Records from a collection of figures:
■ ■ ■

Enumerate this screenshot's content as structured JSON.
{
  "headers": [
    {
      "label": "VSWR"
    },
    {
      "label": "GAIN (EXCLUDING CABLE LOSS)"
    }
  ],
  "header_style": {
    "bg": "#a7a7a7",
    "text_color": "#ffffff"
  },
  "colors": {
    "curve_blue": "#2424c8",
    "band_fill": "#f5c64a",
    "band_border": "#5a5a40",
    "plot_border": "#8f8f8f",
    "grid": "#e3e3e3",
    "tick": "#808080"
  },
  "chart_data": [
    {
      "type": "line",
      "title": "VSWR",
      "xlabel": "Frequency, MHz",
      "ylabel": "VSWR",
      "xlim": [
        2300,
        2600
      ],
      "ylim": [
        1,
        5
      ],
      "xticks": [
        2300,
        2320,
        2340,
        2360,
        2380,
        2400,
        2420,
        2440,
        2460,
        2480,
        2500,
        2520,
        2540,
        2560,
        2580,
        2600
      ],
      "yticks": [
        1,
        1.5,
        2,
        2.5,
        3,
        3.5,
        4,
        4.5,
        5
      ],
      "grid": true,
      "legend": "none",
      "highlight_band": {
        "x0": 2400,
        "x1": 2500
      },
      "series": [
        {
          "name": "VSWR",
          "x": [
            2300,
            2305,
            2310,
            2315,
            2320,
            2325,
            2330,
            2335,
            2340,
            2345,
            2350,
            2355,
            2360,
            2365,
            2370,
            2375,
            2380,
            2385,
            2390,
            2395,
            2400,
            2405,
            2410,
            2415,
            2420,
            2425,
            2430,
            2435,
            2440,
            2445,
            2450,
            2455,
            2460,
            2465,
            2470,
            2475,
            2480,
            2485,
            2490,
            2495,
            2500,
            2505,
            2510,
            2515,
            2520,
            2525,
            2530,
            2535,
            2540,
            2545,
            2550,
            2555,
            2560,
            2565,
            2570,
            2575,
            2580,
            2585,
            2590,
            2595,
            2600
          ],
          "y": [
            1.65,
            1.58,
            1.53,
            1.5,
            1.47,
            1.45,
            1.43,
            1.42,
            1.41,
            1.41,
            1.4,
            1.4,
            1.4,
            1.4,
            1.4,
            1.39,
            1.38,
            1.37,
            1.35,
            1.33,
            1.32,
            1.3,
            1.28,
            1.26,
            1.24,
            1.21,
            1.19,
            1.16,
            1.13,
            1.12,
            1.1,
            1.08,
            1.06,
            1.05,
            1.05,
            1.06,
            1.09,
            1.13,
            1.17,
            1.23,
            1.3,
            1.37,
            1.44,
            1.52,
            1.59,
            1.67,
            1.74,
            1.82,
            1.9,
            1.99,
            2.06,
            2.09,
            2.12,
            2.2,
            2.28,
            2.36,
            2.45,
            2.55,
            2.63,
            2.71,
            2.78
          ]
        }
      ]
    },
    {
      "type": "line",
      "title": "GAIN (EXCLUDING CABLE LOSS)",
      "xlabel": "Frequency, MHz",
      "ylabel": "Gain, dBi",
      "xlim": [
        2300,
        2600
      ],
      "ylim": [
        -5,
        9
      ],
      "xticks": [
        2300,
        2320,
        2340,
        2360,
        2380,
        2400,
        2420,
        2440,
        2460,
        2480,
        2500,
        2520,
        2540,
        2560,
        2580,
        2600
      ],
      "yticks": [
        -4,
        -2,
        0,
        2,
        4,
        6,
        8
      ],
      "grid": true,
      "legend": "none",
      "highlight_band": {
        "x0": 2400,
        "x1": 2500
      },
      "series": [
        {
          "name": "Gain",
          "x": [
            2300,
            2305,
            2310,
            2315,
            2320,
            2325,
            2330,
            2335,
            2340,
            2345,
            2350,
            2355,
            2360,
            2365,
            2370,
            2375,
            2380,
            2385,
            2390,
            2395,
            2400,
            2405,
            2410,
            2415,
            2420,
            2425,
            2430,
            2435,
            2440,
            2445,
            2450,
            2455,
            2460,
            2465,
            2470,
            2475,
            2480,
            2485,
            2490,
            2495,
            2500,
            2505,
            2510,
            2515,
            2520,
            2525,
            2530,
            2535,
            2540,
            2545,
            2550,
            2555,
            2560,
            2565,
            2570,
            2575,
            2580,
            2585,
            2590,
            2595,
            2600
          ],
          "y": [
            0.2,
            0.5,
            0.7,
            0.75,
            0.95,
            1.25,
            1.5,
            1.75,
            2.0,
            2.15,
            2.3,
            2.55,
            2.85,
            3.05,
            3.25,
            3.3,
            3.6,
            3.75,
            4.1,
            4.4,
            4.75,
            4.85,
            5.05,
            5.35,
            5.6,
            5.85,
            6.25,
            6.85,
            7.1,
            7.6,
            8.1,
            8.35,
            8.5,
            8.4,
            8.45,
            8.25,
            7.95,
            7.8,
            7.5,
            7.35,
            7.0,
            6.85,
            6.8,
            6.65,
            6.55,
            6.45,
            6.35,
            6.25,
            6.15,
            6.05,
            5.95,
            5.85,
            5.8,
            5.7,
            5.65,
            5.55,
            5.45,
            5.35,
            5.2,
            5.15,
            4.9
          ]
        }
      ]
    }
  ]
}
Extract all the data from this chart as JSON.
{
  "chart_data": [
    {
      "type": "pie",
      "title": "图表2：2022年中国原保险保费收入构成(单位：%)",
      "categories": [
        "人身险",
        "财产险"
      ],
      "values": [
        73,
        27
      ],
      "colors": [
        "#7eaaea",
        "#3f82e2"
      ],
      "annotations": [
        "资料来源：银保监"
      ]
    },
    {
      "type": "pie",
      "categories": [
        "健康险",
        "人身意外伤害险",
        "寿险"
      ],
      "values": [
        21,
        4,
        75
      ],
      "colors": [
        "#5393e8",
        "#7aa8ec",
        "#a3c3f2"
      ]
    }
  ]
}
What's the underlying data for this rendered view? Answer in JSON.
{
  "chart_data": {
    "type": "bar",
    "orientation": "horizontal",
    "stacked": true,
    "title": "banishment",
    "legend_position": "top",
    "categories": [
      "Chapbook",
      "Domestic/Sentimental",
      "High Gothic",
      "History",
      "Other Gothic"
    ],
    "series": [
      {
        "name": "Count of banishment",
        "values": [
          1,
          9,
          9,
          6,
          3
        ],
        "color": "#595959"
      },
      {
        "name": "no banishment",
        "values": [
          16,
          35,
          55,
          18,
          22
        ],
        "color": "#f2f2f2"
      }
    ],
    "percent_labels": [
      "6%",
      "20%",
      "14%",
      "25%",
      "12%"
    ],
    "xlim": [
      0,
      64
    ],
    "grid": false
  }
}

■ ■ ■

▶ **Work required**: Repeat the data above, word for word.

▶ **Finished task**:
Enumerate this screenshot's content as structured JSON.
{
  "headers": [
    {
      "label": "VSWR"
    },
    {
      "label": "GAIN (EXCLUDING CABLE LOSS)"
    }
  ],
  "header_style": {
    "bg": "#a7a7a7",
    "text_color": "#ffffff"
  },
  "colors": {
    "curve_blue": "#2424c8",
    "band_fill": "#f5c64a",
    "band_border": "#5a5a40",
    "plot_border": "#8f8f8f",
    "grid": "#e3e3e3",
    "tick": "#808080"
  },
  "chart_data": [
    {
      "type": "line",
      "title": "VSWR",
      "xlabel": "Frequency, MHz",
      "ylabel": "VSWR",
      "xlim": [
        2300,
        2600
      ],
      "ylim": [
        1,
        5
      ],
      "xticks": [
        2300,
        2320,
        2340,
        2360,
        2380,
        2400,
        2420,
        2440,
        2460,
        2480,
        2500,
        2520,
        2540,
        2560,
        2580,
        2600
      ],
      "yticks": [
        1,
        1.5,
        2,
        2.5,
        3,
        3.5,
        4,
        4.5,
        5
      ],
      "grid": true,
      "legend": "none",
      "highlight_band": {
        "x0": 2400,
        "x1": 2500
      },
      "series": [
        {
          "name": "VSWR",
          "x": [
            2300,
            2305,
            2310,
            2315,
            2320,
            2325,
            2330,
            2335,
            2340,
            2345,
            2350,
            2355,
            2360,
            2365,
            2370,
            2375,
            2380,
            2385,
            2390,
            2395,
            2400,
            2405,
            2410,
            2415,
            2420,
            2425,
            2430,
            2435,
            2440,
            2445,
            2450,
            2455,
            2460,
            2465,
            2470,
            2475,
            2480,
            2485,
            2490,
            2495,
            2500,
            2505,
            2510,
            2515,
            2520,
            2525,
            2530,
            2535,
            2540,
            2545,
            2550,
            2555,
            2560,
            2565,
            2570,
            2575,
            2580,
            2585,
            2590,
            2595,
            2600
          ],
          "y": [
            1.65,
            1.58,
            1.53,
            1.5,
            1.47,
            1.45,
            1.43,
            1.42,
            1.41,
            1.41,
            1.4,
            1.4,
            1.4,
            1.4,
            1.4,
            1.39,
            1.38,
            1.37,
            1.35,
            1.33,
            1.32,
            1.3,
            1.28,
            1.26,
            1.24,
            1.21,
            1.19,
            1.16,
            1.13,
            1.12,
            1.1,
            1.08,
            1.06,
            1.05,
            1.05,
            1.06,
            1.09,
            1.13,
            1.17,
            1.23,
            1.3,
            1.37,
            1.44,
            1.52,
            1.59,
            1.67,
            1.74,
            1.82,
            1.9,
            1.99,
            2.06,
            2.09,
            2.12,
            2.2,
            2.28,
            2.36,
            2.45,
            2.55,
            2.63,
            2.71,
            2.78
          ]
        }
      ]
    },
    {
      "type": "line",
      "title": "GAIN (EXCLUDING CABLE LOSS)",
      "xlabel": "Frequency, MHz",
      "ylabel": "Gain, dBi",
      "xlim": [
        2300,
        2600
      ],
      "ylim": [
        -5,
        9
      ],
      "xticks": [
        2300,
        2320,
        2340,
        2360,
        2380,
        2400,
        2420,
        2440,
        2460,
        2480,
        2500,
        2520,
        2540,
        2560,
        2580,
        2600
      ],
      "yticks": [
        -4,
        -2,
        0,
        2,
        4,
        6,
        8
      ],
      "grid": true,
      "legend": "none",
      "highlight_band": {
        "x0": 2400,
        "x1": 2500
      },
      "series": [
        {
          "name": "Gain",
          "x": [
            2300,
            2305,
            2310,
            2315,
            2320,
            2325,
            2330,
            2335,
            2340,
            2345,
            2350,
            2355,
            2360,
            2365,
            2370,
            2375,
            2380,
            2385,
            2390,
            2395,
            2400,
            2405,
            2410,
            2415,
            2420,
            2425,
            2430,
            2435,
            2440,
            2445,
            2450,
            2455,
            2460,
            2465,
            2470,
            2475,
            2480,
            2485,
            2490,
            2495,
            2500,
            2505,
            2510,
            2515,
            2520,
            2525,
            2530,
            2535,
            2540,
            2545,
            2550,
            2555,
            2560,
            2565,
            2570,
            2575,
            2580,
            2585,
            2590,
            2595,
            2600
          ],
          "y": [
            0.2,
            0.5,
            0.7,
            0.75,
            0.95,
            1.25,
            1.5,
            1.75,
            2.0,
            2.15,
            2.3,
            2.55,
            2.85,
            3.05,
            3.25,
            3.3,
            3.6,
            3.75,
            4.1,
            4.4,
            4.75,
            4.85,
            5.05,
            5.35,
            5.6,
            5.85,
            6.25,
            6.85,
            7.1,
            7.6,
            8.1,
            8.35,
            8.5,
            8.4,
            8.45,
            8.25,
            7.95,
            7.8,
            7.5,
            7.35,
            7.0,
            6.85,
            6.8,
            6.65,
            6.55,
            6.45,
            6.35,
            6.25,
            6.15,
            6.05,
            5.95,
            5.85,
            5.8,
            5.7,
            5.65,
            5.55,
            5.45,
            5.35,
            5.2,
            5.15,
            4.9
          ]
        }
      ]
    }
  ]
}
Extract all the data from this chart as JSON.
{
  "chart_data": [
    {
      "type": "pie",
      "title": "图表2：2022年中国原保险保费收入构成(单位：%)",
      "categories": [
        "人身险",
        "财产险"
      ],
      "values": [
        73,
        27
      ],
      "colors": [
        "#7eaaea",
        "#3f82e2"
      ],
      "annotations": [
        "资料来源：银保监"
      ]
    },
    {
      "type": "pie",
      "categories": [
        "健康险",
        "人身意外伤害险",
        "寿险"
      ],
      "values": [
        21,
        4,
        75
      ],
      "colors": [
        "#5393e8",
        "#7aa8ec",
        "#a3c3f2"
      ]
    }
  ]
}
What's the underlying data for this rendered view? Answer in JSON.
{
  "chart_data": {
    "type": "bar",
    "orientation": "horizontal",
    "stacked": true,
    "title": "banishment",
    "legend_position": "top",
    "categories": [
      "Chapbook",
      "Domestic/Sentimental",
      "High Gothic",
      "History",
      "Other Gothic"
    ],
    "series": [
      {
        "name": "Count of banishment",
        "values": [
          1,
          9,
          9,
          6,
          3
        ],
        "color": "#595959"
      },
      {
        "name": "no banishment",
        "values": [
          16,
          35,
          55,
          18,
          22
        ],
        "color": "#f2f2f2"
      }
    ],
    "percent_labels": [
      "6%",
      "20%",
      "14%",
      "25%",
      "12%"
    ],
    "xlim": [
      0,
      64
    ],
    "grid": false
  }
}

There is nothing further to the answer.